___ AVAILABLE DATA

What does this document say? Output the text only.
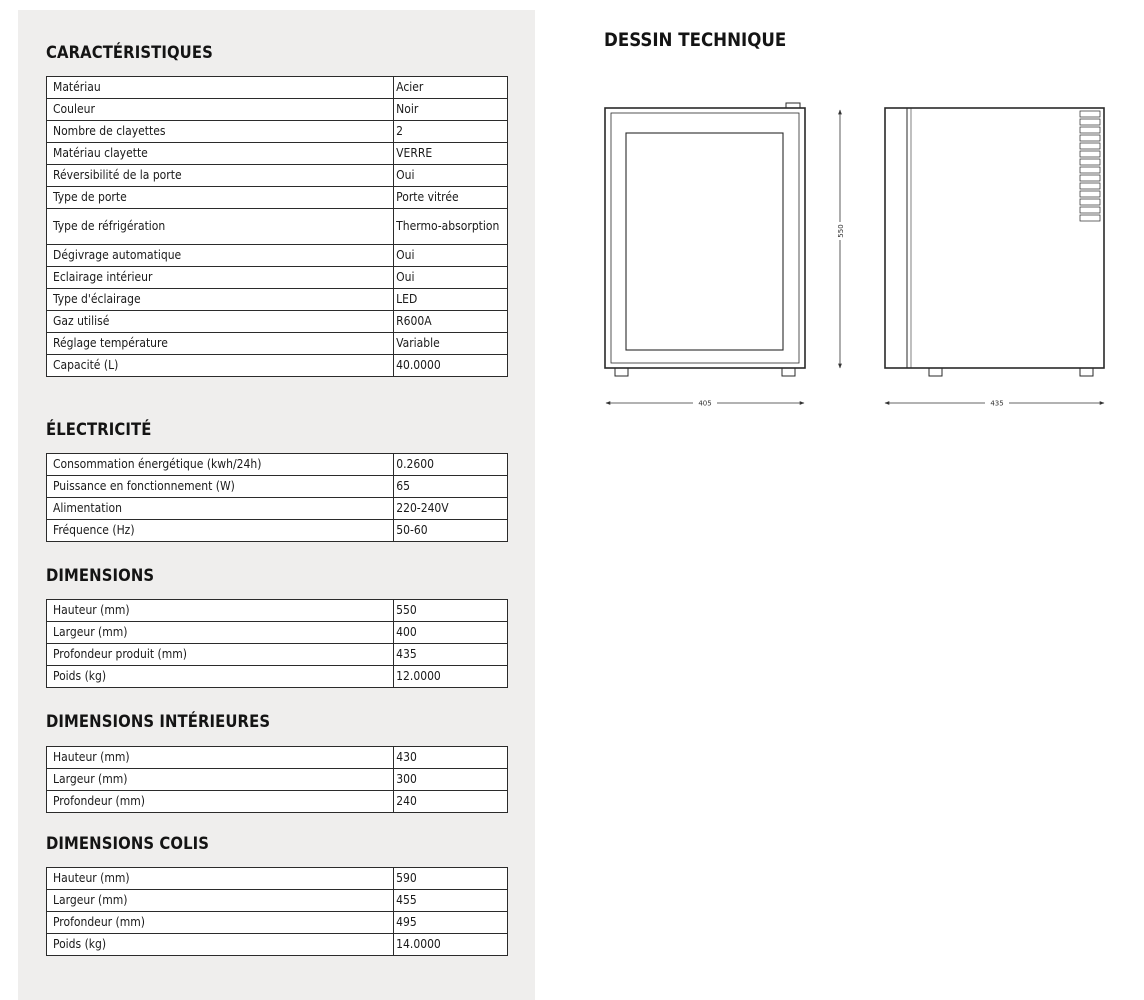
CARACTÉRISTIQUES
Matériau	Acier
Couleur	Noir
Nombre de clayettes	2
Matériau clayette	VERRE
Réversibilité de la porte	Oui
Type de porte	Porte vitrée
Type de réfrigération	Thermo-absorption
Dégivrage automatique	Oui
Eclairage intérieur	Oui
Type d'éclairage	LED
Gaz utilisé	R600A
Réglage température	Variable
Capacité (L)	40.0000
ÉLECTRICITÉ
Consommation énergétique (kwh/24h)	0.2600
Puissance en fonctionnement (W)	65
Alimentation	220-240V
Fréquence (Hz)	50-60
DIMENSIONS
Hauteur (mm)	550
Largeur (mm)	400
Profondeur produit (mm)	435
Poids (kg)	12.0000
DIMENSIONS INTÉRIEURES
Hauteur (mm)	430
Largeur (mm)	300
Profondeur (mm)	240
DIMENSIONS COLIS
Hauteur (mm)	590
Largeur (mm)	455
Profondeur (mm)	495
Poids (kg)	14.0000
DESSIN TECHNIQUE
550
405	435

______

INSTRUCTION. Repeat all the data as it stands, dropping any images it holds.

RESULT OF THIS TASK.
What does this document say? Output the text only.
CARACTÉRISTIQUES
Matériau	Acier
Couleur	Noir
Nombre de clayettes	2
Matériau clayette	VERRE
Réversibilité de la porte	Oui
Type de porte	Porte vitrée
Type de réfrigération	Thermo-absorption
Dégivrage automatique	Oui
Eclairage intérieur	Oui
Type d'éclairage	LED
Gaz utilisé	R600A
Réglage température	Variable
Capacité (L)	40.0000
ÉLECTRICITÉ
Consommation énergétique (kwh/24h)	0.2600
Puissance en fonctionnement (W)	65
Alimentation	220-240V
Fréquence (Hz)	50-60
DIMENSIONS
Hauteur (mm)	550
Largeur (mm)	400
Profondeur produit (mm)	435
Poids (kg)	12.0000
DIMENSIONS INTÉRIEURES
Hauteur (mm)	430
Largeur (mm)	300
Profondeur (mm)	240
DIMENSIONS COLIS
Hauteur (mm)	590
Largeur (mm)	455
Profondeur (mm)	495
Poids (kg)	14.0000
DESSIN TECHNIQUE
550
405	435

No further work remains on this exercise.